▶ STATED GOAL
Examine each line of the data. Copy those that contain the string "title".

+---+

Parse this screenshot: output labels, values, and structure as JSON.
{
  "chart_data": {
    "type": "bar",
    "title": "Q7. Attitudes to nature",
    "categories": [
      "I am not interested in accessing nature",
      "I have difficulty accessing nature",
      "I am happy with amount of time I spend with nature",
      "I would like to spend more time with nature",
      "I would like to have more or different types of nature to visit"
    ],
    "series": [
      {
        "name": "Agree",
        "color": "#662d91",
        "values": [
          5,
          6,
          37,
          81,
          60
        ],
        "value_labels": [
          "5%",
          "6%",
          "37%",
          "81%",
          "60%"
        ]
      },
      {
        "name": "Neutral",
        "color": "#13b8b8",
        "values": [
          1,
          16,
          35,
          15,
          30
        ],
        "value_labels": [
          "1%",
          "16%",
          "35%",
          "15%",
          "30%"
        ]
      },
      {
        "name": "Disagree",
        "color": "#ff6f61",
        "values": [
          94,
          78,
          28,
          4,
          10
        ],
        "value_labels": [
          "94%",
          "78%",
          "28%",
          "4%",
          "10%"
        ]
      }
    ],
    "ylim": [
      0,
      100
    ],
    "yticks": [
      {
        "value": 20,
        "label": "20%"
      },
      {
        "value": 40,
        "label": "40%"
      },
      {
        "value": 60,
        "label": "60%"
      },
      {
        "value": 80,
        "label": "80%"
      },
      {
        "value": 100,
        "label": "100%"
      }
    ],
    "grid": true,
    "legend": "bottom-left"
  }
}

+---+

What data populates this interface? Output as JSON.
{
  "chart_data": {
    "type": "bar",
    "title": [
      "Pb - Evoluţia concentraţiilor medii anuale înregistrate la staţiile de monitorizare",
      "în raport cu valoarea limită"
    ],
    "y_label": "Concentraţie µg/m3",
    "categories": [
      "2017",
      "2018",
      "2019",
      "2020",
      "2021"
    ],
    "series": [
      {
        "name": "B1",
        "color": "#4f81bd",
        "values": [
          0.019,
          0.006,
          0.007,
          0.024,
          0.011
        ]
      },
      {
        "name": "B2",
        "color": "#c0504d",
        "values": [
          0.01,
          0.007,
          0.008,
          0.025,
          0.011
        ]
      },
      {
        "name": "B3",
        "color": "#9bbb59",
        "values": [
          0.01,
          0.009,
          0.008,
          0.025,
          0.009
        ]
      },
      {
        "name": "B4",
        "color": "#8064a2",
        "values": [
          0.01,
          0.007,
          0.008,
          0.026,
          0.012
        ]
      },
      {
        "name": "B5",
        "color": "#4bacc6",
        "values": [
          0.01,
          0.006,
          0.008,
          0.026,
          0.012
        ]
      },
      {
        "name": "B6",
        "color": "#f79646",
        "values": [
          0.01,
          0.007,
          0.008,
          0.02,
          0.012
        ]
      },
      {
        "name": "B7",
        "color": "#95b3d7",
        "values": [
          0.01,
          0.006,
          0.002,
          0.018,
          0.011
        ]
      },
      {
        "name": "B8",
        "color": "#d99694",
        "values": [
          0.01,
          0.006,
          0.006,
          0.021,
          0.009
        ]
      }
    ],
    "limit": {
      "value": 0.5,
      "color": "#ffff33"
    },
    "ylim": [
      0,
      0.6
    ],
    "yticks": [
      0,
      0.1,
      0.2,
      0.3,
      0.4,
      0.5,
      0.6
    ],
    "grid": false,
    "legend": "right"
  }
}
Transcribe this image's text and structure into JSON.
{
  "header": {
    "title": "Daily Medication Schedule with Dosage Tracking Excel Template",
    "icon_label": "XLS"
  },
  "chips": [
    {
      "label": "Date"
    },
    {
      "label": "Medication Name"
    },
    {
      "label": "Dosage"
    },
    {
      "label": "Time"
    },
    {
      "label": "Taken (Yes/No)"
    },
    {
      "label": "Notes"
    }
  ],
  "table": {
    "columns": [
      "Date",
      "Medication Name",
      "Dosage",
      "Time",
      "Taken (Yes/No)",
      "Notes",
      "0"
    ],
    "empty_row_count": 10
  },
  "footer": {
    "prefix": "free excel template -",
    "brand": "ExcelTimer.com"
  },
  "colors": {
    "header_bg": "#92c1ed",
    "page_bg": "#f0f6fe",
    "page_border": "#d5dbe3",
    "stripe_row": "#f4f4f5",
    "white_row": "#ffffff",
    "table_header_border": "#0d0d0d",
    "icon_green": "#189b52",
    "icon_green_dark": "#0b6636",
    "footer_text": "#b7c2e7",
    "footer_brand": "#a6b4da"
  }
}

+---+

▶ FINAL RESULT
    "title": "Q7. Attitudes to nature",
    "title": [
    "title": "Daily Medication Schedule with Dosage Tracking Excel Template",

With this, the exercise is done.